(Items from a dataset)
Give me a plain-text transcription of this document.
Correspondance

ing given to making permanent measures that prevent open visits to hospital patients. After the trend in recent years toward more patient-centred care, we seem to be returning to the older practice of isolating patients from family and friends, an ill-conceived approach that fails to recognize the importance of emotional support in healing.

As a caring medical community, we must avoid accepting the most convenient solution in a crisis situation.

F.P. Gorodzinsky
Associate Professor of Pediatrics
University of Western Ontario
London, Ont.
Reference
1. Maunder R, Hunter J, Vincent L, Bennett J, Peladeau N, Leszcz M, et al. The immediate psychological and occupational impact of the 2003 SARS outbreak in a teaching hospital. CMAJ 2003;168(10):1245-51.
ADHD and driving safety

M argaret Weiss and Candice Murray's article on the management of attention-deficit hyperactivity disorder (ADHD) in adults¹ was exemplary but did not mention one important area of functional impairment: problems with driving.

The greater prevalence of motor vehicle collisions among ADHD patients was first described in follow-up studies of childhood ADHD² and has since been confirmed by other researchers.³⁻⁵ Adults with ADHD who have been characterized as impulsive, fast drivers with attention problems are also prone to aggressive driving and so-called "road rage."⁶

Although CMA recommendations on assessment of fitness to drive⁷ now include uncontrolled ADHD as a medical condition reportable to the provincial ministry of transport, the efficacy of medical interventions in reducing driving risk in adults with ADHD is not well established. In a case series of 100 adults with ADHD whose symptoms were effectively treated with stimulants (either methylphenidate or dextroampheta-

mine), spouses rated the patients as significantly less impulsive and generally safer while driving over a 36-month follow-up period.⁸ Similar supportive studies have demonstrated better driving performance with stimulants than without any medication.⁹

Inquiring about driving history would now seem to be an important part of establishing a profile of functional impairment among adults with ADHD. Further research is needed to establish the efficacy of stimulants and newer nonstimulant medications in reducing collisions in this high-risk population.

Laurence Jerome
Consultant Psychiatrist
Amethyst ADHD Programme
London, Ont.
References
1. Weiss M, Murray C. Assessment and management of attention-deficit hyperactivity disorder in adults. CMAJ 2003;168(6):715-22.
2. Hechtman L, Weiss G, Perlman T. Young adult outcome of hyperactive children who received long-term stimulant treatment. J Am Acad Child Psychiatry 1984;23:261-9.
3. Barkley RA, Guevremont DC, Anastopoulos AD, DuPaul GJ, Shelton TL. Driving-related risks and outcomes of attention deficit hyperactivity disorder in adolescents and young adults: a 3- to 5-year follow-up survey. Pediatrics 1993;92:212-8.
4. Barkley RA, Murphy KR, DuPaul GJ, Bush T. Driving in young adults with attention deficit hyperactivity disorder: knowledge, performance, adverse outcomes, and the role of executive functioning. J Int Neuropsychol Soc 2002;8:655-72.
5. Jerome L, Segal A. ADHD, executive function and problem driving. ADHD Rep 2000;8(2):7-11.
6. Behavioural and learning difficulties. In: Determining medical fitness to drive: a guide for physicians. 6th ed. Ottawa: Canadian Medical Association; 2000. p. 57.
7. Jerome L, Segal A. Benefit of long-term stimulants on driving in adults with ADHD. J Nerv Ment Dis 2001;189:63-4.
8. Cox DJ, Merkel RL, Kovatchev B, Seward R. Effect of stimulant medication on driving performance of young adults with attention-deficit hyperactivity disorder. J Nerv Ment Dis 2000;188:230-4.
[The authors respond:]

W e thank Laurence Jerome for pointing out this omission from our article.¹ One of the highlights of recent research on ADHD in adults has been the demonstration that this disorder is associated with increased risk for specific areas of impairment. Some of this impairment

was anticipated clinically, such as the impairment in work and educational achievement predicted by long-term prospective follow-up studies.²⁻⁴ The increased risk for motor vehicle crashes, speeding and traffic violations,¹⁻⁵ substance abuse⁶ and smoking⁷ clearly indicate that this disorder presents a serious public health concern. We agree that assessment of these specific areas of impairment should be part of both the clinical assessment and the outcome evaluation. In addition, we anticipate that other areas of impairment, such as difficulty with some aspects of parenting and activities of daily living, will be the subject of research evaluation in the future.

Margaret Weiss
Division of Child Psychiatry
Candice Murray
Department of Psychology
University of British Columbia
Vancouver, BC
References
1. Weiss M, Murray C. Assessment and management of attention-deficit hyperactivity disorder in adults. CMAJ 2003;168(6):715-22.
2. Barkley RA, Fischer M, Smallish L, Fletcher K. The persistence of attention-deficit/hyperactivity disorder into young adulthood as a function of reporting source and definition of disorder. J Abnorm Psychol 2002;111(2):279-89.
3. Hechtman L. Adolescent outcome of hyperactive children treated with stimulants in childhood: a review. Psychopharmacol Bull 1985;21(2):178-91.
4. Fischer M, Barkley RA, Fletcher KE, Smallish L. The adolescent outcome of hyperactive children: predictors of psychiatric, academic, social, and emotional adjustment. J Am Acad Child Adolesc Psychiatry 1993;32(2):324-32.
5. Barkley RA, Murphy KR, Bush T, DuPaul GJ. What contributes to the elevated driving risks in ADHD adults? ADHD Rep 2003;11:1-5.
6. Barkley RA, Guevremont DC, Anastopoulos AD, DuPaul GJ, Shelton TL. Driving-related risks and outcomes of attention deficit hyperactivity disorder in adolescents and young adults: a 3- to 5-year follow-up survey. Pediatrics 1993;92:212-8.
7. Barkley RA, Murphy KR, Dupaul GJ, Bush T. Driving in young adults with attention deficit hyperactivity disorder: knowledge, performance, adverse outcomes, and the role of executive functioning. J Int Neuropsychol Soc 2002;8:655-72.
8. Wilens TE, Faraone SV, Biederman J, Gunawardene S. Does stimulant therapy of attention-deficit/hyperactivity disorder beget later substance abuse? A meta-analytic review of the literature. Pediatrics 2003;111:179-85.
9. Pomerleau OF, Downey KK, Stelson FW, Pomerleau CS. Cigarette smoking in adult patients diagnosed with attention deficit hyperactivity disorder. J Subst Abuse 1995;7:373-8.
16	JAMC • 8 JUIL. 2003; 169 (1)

---

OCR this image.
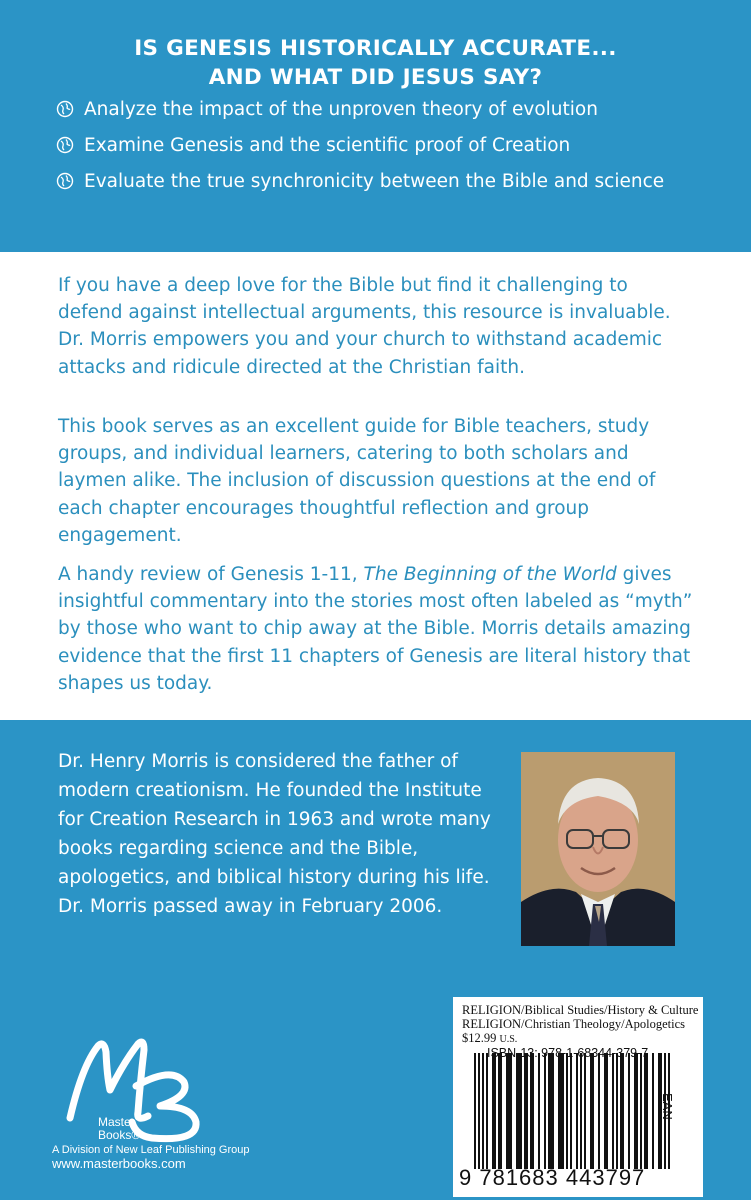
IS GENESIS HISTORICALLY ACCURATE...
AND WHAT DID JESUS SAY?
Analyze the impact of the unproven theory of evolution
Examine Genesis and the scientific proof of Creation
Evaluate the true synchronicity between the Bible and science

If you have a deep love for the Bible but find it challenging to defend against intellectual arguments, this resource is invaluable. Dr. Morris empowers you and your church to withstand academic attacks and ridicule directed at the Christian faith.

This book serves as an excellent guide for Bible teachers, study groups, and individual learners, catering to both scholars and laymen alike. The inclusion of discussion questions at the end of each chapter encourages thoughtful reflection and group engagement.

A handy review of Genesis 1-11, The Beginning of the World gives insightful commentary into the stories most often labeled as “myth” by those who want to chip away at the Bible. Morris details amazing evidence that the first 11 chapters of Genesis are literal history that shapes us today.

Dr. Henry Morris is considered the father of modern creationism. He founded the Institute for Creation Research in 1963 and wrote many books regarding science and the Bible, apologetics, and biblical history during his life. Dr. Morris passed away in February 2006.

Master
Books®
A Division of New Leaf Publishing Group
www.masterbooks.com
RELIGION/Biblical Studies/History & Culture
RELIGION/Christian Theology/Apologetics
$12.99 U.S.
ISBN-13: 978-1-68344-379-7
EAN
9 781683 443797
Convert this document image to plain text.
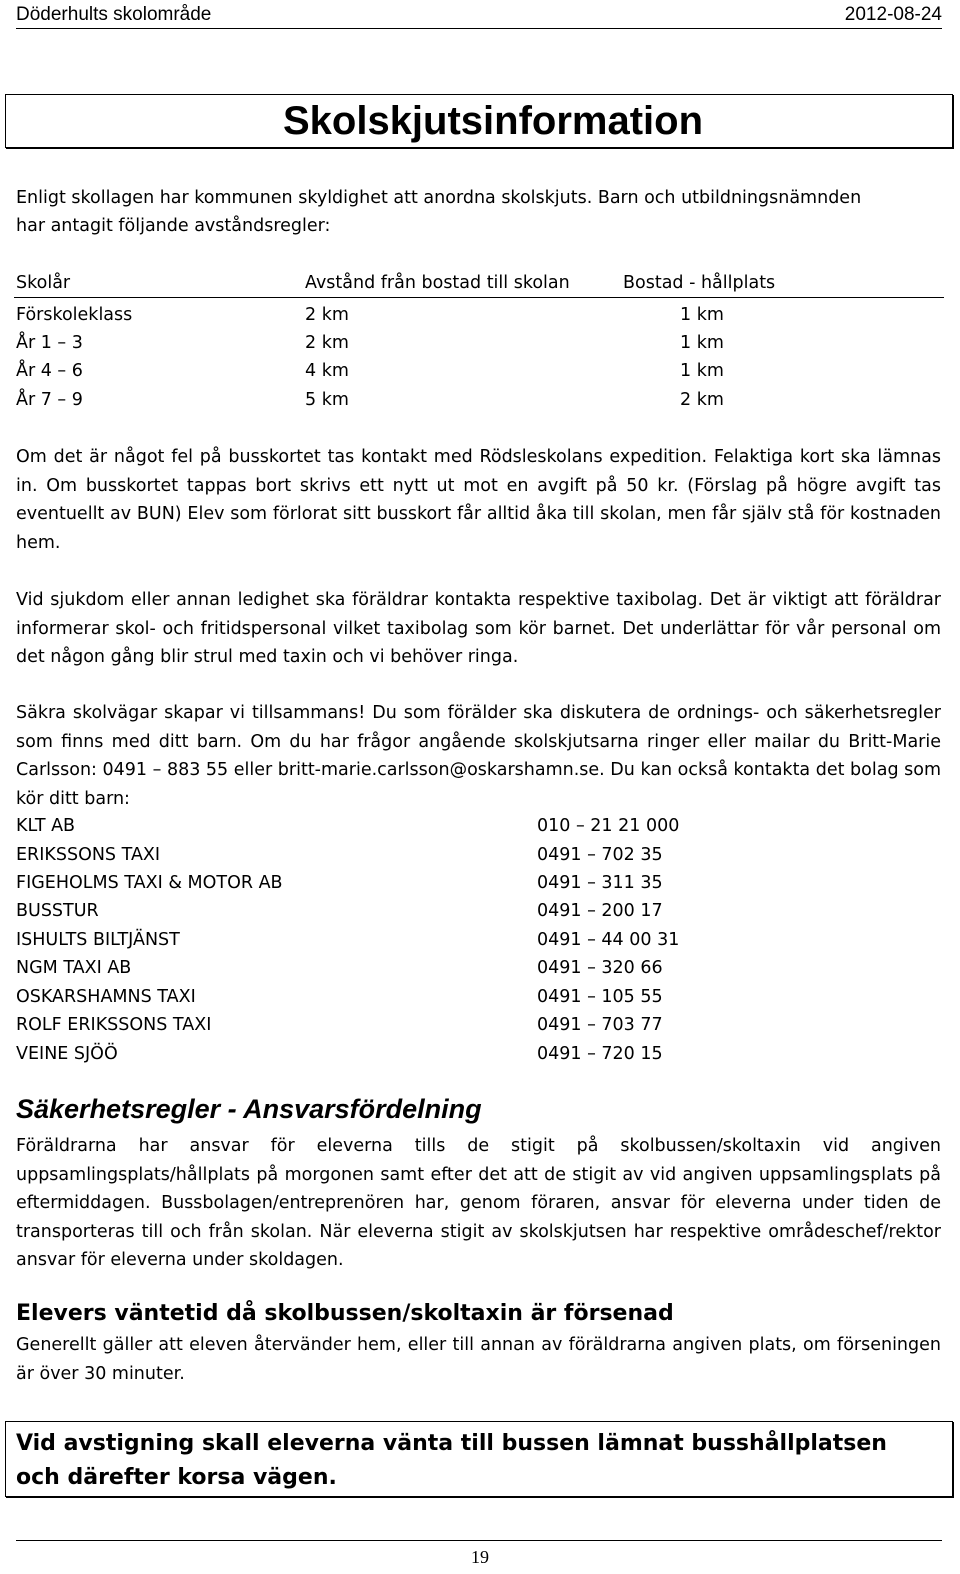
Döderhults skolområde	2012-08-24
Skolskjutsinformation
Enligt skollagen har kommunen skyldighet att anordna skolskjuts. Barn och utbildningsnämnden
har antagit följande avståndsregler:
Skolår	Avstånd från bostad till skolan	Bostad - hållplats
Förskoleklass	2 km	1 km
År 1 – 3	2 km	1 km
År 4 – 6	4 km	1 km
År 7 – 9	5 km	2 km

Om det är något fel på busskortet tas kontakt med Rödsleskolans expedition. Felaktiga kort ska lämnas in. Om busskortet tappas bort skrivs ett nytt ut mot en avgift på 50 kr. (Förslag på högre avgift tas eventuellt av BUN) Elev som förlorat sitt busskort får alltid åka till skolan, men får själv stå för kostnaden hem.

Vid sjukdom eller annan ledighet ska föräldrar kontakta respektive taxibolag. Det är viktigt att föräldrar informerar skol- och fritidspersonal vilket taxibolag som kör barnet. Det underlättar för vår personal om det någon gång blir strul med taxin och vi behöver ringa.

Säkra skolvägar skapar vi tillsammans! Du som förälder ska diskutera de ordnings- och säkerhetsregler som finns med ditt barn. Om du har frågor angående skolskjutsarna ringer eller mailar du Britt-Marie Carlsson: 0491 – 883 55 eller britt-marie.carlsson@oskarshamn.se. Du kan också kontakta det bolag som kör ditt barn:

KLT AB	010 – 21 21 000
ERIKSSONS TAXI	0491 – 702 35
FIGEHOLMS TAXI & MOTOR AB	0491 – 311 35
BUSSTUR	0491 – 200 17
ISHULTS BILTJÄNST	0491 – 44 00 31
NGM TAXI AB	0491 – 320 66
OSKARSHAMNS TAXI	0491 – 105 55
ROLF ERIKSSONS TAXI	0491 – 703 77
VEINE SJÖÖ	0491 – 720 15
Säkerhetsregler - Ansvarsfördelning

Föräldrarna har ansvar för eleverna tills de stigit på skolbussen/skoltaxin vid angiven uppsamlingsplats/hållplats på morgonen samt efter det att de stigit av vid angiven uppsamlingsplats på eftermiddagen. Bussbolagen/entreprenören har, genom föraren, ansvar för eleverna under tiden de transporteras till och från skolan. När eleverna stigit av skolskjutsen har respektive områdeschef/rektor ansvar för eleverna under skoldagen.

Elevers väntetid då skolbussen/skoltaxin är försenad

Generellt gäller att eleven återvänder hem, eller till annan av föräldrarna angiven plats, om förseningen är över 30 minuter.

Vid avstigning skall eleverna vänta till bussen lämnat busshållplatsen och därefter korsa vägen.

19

## WHAT YOU SHOULD DO
The answer must be every line of the records above that holds the word "Christian".

## WRITTEN ANSWER
If you have a deep love for the Bible but find it challenging to defend against intellectual arguments, this resource is invaluable. Dr. Morris empowers you and your church to withstand academic attacks and ridicule directed at the Christian faith.
RELIGION/Christian Theology/Apologetics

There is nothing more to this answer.